GOAL:
Pull each line holding the word "page" from the data.

━━━ INFORMATION PROVIDED

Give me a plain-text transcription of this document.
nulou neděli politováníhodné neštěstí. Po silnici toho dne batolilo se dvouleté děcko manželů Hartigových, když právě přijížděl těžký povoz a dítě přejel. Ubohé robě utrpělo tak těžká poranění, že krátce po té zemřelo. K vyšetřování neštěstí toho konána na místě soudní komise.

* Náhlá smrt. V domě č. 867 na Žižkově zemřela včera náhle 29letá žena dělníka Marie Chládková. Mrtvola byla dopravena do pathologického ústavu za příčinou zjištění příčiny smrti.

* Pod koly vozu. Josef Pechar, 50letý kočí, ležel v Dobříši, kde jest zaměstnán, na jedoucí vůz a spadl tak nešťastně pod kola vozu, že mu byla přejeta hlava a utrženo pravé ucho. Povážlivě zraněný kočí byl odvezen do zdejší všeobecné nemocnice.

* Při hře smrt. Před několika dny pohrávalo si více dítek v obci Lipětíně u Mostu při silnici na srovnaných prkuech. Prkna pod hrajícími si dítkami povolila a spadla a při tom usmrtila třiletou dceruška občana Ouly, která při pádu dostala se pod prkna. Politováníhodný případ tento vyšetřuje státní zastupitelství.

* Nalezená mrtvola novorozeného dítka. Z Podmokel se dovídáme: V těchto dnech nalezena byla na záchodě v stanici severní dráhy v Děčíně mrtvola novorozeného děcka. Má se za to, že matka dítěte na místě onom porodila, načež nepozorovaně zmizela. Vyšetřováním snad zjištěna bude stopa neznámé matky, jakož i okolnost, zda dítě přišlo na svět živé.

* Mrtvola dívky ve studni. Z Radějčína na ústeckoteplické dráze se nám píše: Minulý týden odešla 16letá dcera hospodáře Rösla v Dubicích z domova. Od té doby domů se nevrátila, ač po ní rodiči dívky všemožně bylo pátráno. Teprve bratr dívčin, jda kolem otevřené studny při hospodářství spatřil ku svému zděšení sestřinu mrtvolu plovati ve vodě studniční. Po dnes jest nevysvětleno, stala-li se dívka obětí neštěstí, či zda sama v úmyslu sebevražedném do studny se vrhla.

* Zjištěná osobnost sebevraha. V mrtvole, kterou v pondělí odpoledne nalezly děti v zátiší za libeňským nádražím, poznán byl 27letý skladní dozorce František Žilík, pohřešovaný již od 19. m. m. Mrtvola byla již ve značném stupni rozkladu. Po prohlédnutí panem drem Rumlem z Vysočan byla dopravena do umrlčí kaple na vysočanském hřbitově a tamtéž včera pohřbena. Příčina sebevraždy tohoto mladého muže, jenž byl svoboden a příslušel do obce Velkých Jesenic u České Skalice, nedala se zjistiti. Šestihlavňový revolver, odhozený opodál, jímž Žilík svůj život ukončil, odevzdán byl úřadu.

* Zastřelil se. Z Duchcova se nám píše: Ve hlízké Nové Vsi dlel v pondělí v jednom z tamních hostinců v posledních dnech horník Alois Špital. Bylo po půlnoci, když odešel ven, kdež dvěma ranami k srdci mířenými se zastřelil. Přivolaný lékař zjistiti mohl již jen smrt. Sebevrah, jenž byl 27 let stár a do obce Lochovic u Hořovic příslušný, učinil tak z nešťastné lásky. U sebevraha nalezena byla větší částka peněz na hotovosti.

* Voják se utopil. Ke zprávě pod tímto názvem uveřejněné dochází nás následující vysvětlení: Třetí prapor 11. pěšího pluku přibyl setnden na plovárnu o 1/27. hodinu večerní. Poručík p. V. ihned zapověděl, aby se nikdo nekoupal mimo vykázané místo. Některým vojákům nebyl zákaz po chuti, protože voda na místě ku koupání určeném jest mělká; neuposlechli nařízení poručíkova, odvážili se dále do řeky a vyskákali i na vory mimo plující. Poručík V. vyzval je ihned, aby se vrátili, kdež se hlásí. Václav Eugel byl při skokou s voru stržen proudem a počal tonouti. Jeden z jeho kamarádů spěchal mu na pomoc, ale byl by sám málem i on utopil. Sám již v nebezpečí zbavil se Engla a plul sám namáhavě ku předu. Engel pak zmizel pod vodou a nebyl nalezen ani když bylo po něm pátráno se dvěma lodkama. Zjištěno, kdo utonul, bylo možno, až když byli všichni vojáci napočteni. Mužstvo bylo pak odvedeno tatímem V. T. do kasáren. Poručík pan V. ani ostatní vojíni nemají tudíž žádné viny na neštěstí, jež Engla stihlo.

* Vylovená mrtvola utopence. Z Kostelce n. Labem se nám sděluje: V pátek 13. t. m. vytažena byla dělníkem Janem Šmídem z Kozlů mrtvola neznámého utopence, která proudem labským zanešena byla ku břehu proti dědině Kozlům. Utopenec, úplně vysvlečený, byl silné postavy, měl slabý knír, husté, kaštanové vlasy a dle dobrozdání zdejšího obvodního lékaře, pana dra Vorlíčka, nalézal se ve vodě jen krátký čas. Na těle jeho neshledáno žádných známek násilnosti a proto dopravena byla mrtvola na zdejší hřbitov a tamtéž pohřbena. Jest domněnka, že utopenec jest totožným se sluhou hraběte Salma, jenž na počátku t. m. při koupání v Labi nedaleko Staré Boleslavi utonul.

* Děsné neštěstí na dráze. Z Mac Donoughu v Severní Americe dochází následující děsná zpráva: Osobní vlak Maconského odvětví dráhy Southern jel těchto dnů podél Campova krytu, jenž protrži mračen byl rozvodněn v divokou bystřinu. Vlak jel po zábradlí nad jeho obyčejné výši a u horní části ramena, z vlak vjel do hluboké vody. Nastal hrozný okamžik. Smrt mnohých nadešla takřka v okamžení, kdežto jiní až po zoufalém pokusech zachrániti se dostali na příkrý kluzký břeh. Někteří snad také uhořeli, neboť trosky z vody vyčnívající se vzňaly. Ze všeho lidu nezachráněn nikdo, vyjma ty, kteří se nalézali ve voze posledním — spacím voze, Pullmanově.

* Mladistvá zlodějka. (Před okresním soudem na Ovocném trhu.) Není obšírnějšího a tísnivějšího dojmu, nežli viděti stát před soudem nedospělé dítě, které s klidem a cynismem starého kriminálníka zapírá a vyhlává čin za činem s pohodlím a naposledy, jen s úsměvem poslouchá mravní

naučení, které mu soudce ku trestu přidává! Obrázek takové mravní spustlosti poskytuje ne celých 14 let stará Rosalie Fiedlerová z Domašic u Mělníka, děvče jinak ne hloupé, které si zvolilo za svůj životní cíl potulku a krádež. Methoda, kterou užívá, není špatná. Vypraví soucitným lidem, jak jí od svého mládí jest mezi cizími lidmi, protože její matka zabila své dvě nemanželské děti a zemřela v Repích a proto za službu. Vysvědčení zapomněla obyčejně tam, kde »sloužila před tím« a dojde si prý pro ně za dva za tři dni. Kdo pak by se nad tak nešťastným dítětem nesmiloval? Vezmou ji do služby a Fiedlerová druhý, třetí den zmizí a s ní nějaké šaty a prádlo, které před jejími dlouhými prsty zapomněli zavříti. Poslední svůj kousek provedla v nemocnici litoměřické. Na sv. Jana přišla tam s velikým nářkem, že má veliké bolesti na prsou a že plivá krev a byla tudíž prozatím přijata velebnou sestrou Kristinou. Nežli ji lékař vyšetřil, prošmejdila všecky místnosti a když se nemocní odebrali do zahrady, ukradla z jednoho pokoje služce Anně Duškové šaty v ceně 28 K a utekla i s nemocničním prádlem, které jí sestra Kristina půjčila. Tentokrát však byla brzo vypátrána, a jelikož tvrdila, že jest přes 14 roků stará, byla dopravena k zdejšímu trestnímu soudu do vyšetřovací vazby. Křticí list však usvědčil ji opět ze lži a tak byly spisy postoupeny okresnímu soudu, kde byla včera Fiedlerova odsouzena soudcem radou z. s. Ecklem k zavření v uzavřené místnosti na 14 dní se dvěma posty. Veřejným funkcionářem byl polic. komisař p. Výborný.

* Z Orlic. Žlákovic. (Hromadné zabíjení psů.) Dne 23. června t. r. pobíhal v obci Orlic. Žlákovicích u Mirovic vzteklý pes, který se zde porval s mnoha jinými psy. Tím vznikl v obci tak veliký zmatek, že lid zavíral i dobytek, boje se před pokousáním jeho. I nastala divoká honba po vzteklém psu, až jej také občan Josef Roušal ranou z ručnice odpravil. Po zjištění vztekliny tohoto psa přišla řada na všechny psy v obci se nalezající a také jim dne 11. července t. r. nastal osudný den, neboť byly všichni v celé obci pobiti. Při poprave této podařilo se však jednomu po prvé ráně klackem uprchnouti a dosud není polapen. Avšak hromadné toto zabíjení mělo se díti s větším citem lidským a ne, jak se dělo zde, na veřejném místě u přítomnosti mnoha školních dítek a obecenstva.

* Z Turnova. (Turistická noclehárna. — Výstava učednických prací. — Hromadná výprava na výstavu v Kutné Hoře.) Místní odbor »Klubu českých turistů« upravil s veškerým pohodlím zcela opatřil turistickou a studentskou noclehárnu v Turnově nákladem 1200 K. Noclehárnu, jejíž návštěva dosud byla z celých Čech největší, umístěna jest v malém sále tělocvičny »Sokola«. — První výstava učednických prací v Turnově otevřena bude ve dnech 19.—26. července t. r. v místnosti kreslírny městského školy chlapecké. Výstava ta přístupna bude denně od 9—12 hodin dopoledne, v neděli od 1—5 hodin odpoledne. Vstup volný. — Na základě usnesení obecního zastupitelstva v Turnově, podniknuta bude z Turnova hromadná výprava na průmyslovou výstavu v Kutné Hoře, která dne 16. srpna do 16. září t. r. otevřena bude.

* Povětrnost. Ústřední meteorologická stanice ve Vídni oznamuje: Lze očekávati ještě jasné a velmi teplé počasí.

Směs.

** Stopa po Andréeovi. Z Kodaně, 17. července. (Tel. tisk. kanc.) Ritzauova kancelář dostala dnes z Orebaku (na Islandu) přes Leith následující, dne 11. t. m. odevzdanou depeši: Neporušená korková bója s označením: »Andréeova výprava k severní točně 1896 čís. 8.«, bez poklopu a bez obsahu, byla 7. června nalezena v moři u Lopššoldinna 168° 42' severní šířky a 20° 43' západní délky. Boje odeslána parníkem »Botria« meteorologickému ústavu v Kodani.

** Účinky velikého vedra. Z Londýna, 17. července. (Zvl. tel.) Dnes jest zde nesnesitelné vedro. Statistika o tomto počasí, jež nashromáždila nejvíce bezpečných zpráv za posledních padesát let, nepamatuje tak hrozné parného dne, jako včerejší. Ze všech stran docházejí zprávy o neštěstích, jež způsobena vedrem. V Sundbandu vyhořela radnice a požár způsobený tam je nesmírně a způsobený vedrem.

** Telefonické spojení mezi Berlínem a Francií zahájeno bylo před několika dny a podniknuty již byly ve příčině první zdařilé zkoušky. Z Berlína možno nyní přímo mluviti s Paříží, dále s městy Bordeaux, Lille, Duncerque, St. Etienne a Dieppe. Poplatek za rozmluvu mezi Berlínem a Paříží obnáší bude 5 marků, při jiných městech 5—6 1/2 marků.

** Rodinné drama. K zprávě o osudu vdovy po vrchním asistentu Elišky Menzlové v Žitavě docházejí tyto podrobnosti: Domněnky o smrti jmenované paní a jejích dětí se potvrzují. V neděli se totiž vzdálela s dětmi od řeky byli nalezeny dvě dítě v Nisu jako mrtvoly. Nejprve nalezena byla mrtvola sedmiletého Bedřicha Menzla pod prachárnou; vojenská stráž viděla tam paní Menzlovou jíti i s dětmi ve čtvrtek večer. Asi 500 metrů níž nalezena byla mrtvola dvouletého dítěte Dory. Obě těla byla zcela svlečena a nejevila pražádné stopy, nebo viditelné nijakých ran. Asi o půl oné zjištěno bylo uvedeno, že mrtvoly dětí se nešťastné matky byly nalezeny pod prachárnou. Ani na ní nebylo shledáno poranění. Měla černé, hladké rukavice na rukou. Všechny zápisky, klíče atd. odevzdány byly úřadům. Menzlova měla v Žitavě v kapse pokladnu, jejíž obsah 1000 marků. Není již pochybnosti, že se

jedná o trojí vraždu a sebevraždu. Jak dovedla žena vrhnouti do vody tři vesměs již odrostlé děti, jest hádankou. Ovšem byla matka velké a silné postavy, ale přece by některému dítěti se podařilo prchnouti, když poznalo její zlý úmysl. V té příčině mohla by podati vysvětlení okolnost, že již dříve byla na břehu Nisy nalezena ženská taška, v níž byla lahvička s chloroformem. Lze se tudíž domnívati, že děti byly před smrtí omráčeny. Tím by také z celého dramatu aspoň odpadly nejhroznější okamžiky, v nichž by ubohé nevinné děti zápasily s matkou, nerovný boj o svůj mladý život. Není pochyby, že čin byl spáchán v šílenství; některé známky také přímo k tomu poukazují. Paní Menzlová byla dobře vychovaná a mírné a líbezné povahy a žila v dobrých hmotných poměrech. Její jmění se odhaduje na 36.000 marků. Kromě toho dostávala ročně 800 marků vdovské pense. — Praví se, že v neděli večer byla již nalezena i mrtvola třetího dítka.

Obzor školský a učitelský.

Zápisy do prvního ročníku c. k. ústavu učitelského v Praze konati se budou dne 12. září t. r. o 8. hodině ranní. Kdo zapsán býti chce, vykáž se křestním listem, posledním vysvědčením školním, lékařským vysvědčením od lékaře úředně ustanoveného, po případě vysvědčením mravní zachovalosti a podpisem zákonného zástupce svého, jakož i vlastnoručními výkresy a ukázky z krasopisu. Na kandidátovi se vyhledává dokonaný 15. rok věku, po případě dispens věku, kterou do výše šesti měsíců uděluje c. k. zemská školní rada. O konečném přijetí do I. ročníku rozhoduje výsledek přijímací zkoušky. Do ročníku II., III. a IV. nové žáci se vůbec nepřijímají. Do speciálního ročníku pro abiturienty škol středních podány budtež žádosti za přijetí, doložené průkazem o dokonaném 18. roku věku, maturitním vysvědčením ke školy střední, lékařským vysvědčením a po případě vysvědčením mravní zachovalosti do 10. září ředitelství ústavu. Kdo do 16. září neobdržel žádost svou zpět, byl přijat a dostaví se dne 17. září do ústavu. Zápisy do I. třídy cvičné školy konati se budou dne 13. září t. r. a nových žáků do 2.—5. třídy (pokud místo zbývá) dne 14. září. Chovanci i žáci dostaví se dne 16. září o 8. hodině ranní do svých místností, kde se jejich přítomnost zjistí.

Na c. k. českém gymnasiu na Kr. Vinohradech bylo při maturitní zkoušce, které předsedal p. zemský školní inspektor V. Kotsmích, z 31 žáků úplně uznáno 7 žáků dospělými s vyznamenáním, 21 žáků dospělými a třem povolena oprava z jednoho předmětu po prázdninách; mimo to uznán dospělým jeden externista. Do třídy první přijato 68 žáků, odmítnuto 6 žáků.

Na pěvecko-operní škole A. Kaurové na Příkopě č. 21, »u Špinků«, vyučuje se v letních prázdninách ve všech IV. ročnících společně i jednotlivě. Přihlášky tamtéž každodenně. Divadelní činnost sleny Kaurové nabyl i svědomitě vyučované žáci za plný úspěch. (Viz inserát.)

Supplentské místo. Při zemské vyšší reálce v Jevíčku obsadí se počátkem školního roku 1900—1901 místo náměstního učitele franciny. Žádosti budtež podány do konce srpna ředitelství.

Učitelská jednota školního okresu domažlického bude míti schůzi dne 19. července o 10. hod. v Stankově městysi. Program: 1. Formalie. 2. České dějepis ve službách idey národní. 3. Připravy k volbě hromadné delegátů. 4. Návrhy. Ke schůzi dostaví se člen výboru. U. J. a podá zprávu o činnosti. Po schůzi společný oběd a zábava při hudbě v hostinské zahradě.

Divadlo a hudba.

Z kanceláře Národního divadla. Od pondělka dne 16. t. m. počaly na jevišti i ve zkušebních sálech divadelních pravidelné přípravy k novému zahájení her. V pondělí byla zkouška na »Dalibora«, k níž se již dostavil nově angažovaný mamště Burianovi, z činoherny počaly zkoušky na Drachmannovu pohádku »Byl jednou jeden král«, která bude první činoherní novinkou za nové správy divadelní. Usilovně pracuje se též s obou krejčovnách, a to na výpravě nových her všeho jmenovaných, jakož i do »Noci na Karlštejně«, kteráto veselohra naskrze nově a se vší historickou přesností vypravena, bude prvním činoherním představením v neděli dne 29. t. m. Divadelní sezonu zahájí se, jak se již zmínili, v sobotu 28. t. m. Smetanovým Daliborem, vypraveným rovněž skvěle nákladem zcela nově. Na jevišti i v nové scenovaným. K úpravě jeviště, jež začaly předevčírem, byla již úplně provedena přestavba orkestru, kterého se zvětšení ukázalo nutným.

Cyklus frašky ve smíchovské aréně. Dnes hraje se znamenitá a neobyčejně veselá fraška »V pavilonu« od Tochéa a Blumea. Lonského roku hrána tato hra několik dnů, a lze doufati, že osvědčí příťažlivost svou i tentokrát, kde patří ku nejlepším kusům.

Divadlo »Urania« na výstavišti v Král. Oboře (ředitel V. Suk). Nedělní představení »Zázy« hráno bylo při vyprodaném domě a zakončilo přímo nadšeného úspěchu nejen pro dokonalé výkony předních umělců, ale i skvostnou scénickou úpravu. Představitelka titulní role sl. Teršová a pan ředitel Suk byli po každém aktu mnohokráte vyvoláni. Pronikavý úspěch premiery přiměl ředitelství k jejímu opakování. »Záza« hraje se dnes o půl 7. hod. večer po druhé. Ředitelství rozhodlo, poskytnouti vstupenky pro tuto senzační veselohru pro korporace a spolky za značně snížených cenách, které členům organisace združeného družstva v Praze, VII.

━━━━━━
━━━ INFORMATION PROVIDED

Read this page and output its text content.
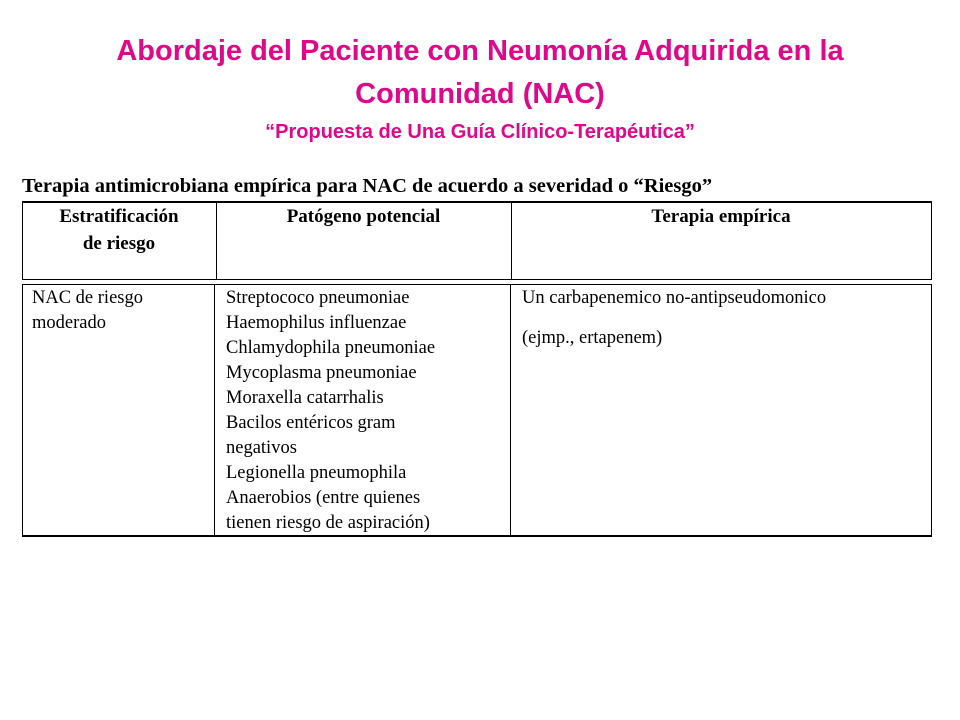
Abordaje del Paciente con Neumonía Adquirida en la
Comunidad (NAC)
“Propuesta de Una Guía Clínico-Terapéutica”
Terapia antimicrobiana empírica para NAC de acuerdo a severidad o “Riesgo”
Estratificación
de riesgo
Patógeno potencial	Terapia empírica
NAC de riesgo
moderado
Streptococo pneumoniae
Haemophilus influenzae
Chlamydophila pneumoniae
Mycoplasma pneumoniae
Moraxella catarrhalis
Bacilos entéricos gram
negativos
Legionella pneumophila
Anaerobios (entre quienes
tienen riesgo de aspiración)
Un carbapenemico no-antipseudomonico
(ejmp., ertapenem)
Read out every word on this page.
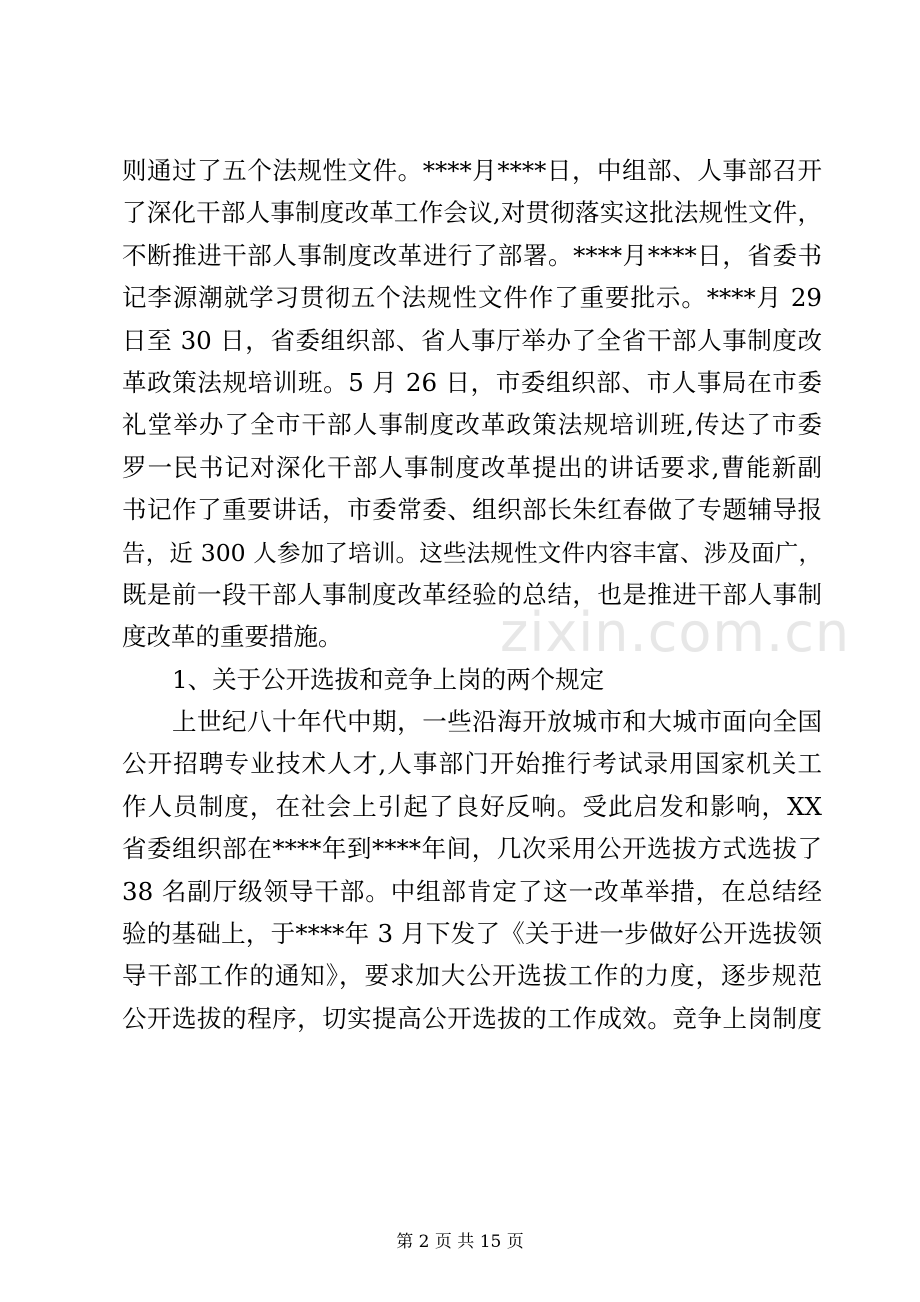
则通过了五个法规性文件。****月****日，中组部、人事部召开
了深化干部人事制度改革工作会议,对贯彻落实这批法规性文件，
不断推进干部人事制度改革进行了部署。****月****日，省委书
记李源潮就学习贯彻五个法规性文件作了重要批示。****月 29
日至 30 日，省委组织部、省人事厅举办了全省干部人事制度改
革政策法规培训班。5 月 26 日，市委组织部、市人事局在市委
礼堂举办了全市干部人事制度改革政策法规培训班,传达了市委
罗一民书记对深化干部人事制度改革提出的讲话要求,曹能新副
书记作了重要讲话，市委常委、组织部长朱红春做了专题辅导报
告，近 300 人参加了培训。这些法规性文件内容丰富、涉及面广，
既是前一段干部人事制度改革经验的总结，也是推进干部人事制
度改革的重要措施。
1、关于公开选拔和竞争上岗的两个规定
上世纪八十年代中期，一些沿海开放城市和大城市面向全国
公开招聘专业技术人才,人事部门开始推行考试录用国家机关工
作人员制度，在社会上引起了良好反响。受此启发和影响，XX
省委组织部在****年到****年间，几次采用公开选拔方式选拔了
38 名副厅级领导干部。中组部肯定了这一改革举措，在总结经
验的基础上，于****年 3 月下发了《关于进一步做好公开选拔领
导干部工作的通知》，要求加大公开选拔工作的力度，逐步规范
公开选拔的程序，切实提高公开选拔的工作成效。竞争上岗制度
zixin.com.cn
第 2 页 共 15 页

━━━━━━

RESULT:
Read this page and output its text content.
Read out every word on this page.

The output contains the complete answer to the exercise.